_Texto proporcionado_
Era una pregunta que no tenía respuesta. Entonces, los agentes tuvieron una idea.

“La empleada -dijeron-, la mujer que vivía con ella”.

Y, seguros de que esta mujer podía ser de ayuda en la investigación, fueron a buscarla a la que había sido la casa de Miriam. Allí estaba. Pero, por más preguntas que le hicieron, ninguna respuesta parecía servir de nada.

“¿Se quedará usted a vivir en esta casa?” -le preguntaron, al final.

“No lo creo -dijo ella-, la mamá de mi patrona es ahora la dueña y no sé qué es lo que piensa hacer con la casa y con las cosas de la hija... Por mientras, yo sigo trabajando con la floristería, y sigo cuidando la casa”.

Nada sospechoso había en las respuestas de la empleada y nada pudieron deducir de sus palabras. Ella no sabía nada de la vida de Miriam, y Miriam nunca hablaba de su pasado. Tampoco la escuchaba hablar por teléfono, más que con su mamá y con los proveedores de la floristería. En nada podía ayudar.

TELÉFONO

A pesar de esto, los agentes no se rindieron. Quisieron saber algo más sobre la empleada de Miriam y decidieron investigar su teléfono. Una semana tardaron en conocer un poco más a la empleada. Había hecho muchas llamadas a un mismo número, desde hacía un par de meses antes de la muerte de su patrona. Y, de ese número, la habían llamado media hora antes de que Miriam y ella llegaran al estacionamiento de la tienda. Aunque no era nada sólido, los detectives quisieron saber quién era el dueño del número al que hablaba tanto la mujer.

“Se llama Carlos -dijeron, cuando identificaron al dueño del número-, es de Honduras, de una ciudad que se llama Sabá, en el departamento de Colón, en el norte del país. Parece que llegó a Texas hace seis meses. En el teléfono de la empleada de la víctima, hay llamadas de un número de celular de Honduras, y ese número también pertenece a Carlos. Ahora, es necesario que localicemos a este hombre”.

“Hay que vigilar la tienda y la casa, para ver si Carlos se aparece por ahí, ya que vemos que es buen amigo de la empleada de Miriam”.

_Listado de registros_
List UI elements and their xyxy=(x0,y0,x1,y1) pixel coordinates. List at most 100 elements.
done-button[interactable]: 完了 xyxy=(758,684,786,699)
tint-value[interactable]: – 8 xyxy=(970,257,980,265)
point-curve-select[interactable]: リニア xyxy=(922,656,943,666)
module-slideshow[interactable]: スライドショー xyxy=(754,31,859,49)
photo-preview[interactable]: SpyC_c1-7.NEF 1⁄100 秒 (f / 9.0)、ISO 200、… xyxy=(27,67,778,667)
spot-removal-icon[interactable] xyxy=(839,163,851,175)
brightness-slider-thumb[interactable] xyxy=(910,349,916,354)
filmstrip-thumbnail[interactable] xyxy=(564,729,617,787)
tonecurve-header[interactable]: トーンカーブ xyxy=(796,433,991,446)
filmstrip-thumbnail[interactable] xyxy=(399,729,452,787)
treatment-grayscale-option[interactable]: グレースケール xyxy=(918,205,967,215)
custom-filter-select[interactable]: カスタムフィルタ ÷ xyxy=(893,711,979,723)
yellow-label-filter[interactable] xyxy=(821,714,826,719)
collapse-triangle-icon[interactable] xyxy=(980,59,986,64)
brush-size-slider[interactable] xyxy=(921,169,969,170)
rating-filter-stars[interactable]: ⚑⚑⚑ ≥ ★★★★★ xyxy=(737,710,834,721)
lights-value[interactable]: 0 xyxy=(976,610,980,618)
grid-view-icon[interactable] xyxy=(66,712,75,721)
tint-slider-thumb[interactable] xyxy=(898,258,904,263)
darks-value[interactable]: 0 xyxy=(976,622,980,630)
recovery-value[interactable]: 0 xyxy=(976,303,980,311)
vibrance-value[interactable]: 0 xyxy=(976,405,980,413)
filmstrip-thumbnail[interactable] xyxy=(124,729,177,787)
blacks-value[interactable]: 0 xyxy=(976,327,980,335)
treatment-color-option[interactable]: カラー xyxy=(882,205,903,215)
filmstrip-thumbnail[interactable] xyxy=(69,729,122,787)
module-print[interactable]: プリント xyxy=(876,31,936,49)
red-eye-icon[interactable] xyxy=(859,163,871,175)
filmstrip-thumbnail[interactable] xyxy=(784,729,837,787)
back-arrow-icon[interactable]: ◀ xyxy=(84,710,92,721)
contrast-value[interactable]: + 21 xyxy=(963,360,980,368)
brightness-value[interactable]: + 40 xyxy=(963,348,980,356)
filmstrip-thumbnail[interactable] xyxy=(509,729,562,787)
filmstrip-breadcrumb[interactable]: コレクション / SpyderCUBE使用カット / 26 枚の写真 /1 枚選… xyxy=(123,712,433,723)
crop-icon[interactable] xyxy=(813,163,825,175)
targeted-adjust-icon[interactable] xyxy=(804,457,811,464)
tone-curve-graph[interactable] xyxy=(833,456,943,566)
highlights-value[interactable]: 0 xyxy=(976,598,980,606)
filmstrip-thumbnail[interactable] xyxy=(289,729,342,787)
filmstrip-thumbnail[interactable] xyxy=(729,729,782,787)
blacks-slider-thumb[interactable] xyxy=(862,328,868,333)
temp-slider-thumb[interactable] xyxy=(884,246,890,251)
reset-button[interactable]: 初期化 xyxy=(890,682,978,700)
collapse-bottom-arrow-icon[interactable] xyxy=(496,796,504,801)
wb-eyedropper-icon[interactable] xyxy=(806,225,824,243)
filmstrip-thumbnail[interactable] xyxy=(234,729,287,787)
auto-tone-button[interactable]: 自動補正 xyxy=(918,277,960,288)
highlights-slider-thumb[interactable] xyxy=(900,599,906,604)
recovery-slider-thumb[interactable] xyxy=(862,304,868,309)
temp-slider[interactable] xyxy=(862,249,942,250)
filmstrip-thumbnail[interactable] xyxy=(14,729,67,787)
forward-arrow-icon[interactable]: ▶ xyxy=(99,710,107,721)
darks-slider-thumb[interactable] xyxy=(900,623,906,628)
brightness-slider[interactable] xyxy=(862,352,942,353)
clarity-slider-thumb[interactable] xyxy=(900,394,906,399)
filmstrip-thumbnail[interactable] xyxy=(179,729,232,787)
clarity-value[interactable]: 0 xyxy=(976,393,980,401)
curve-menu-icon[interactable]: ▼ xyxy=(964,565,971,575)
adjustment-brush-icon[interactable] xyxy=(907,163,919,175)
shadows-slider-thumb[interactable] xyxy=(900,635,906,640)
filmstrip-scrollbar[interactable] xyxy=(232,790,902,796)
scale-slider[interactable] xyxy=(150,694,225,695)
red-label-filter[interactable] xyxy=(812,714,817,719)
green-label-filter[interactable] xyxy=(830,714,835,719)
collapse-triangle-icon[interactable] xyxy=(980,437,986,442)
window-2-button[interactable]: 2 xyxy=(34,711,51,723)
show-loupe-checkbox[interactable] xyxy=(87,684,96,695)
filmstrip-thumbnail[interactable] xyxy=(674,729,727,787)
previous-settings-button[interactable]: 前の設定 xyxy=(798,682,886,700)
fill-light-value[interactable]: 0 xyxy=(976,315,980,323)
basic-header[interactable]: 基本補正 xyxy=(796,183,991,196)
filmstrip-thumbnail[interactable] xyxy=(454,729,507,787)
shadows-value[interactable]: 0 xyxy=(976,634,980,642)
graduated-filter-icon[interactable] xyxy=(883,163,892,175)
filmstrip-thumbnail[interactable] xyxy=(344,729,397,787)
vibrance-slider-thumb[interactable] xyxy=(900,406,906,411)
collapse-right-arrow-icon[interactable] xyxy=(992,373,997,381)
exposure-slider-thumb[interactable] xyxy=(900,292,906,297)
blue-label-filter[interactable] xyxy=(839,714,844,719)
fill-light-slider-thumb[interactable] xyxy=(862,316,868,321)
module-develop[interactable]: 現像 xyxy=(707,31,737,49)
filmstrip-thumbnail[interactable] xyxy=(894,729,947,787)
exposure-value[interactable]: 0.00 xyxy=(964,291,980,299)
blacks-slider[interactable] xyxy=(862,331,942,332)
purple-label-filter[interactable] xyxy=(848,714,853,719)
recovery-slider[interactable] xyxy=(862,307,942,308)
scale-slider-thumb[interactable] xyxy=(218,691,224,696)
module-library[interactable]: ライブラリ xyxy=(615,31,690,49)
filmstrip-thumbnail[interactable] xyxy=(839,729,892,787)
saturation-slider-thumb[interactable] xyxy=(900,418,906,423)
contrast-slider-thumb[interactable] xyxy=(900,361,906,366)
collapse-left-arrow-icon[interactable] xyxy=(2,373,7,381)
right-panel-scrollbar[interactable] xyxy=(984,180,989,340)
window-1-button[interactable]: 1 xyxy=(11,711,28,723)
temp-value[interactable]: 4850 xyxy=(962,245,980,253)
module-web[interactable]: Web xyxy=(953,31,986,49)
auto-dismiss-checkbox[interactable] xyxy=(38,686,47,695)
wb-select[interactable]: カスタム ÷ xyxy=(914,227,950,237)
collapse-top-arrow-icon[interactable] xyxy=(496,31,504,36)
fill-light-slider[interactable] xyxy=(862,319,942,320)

_Instrucciones_
- 1) Transcriba del relato sobre la muerte de Miriam todo el fragmento que va desde "Era una pregunta" hasta "preguntaron, al final.".
- 2) Prosiga el relato sobre la muerte de Miriam a partir de donde se interrumpe.
El listado no guarda relación alguna con el relato sobre la muerte de Miriam.

_Respuestas_
- 1)
Era una pregunta que no tenía respuesta. Entonces, los agentes tuvieron una idea.

“La empleada -dijeron-, la mujer que vivía con ella”.

Y, seguros de que esta mujer podía ser de ayuda en la investigación, fueron a buscarla a la que había sido la casa de Miriam. Allí estaba. Pero, por más preguntas que le hicieron, ninguna respuesta parecía servir de nada.

“¿Se quedará usted a vivir en esta casa?” -le preguntaron, al final.

- 2)
CARLOS

Era un hombre joven, de aspecto militar y que trabajaba en un supermercado de Taylor, cerca de Gilmer, en Texas. Tenía tres meses de trabajar allí. Pero, estaba claro de que había llegado a Estados Unidos mucho tiempo antes. Temerosos de que la empleada se diera cuenta de que la vigilaban, no le preguntaron nada de Carlos. Pero, un viernes, a eso de las diez de la noche, un taxi se detuvo a unos cincuenta metros de la casa. Un hombre caminó despacio hacia ella y tocó la puerta con golpes que parecían una clave, a pesar de que el timbre estaba frente a él. La empleada de Miriam le abrió. Los detectives notaron que había mucha familiaridad entre ellos. Esperaron a que el hombre saliera, y esperaron en vano. El hombre salió de la casa hasta el domingo a las once de la noche. Pero, no iba solo. Miriam iba con él. Y llevaba maletas. Un taxi llegó por ellos. En ese momento los detectives se preguntaron ¿qué hacer? ¿Es que la mujer estaba escapando de algo? ¿Solo hacía un viaje? ¿Se habría dado cuenta de que era vigilada? ¿Fue Carlos el que se dio cuenta de que la Policía estaba cerca de él?

Los detectives no tenían nada en contra de la pareja. Sin embargo, ahora sabían que la empleada de Miriam actuaba de manera extraña. Y Carlos tenía algunos rasgos físicos que eran muy parecidos al del hombre que se subió al carro de Miriam. Llamaron a su jefe.

“¿Tenemos algo sólido contra ellos?” -les preguntó.

“Sospechas”.

“¿Sólidas?”

“No mucho”.

“Síganlos -les dijo el jefe-, si ven que van a un autobús o que pareciera que van a dejar el país, deténganlos”.

“Si van a escapar del país, tal vez busquen un aeropuerto -le respondieron los detectives-, y no tenemos jurisdicción”.

“Entonces, tráiganlos, y acusémoslos de algo por mientras averiguamos algo más”.

Cuando la empleada y Carlos esperaban un bus para salir de Gilmer, los detectives los detuvieron.

“Por ser sospechosos del rapto y del asesinato de Miriam” -les dijeron.

La empleada miró a Carlos, y, desesperada, empezó a llorar.

“Por eso yo me quería regresar a Honduras” -le dijo.

“Callate, mujer” -le dijo Carlos.

La empleada de Miriam se derrumbó.

NOTA FINAL

Dijo que llegó a Estados Unidos recomendada por una hermana de la mamá de Miriam, que era vecina de sus padres en Tocoa, que allí, se dieron cuenta que ella trabajaba con Miriam y le enviaron a un hombre para que les ayudara a acercarse a Miriam. Luego, dijo que Carlos era ese hombre. Entonces, los detectives le dijeron a Carlos que la muchacha había confesado y que si quería que la fiscalía le ayudara, que era mejor que dijera lo que sabía.

“La mandaron a matar desde Honduras -dijo Carlos-. Yo solo la llevé hasta el lugar donde le pusieron la bolsa en la cabeza. No sé por qué la mataron, pero ella pidió que no le quitaran la vida y que les iba a entregar todo el dinero. Y los hombres le dijeron que no era necesario, que no la mataban por el dinero”.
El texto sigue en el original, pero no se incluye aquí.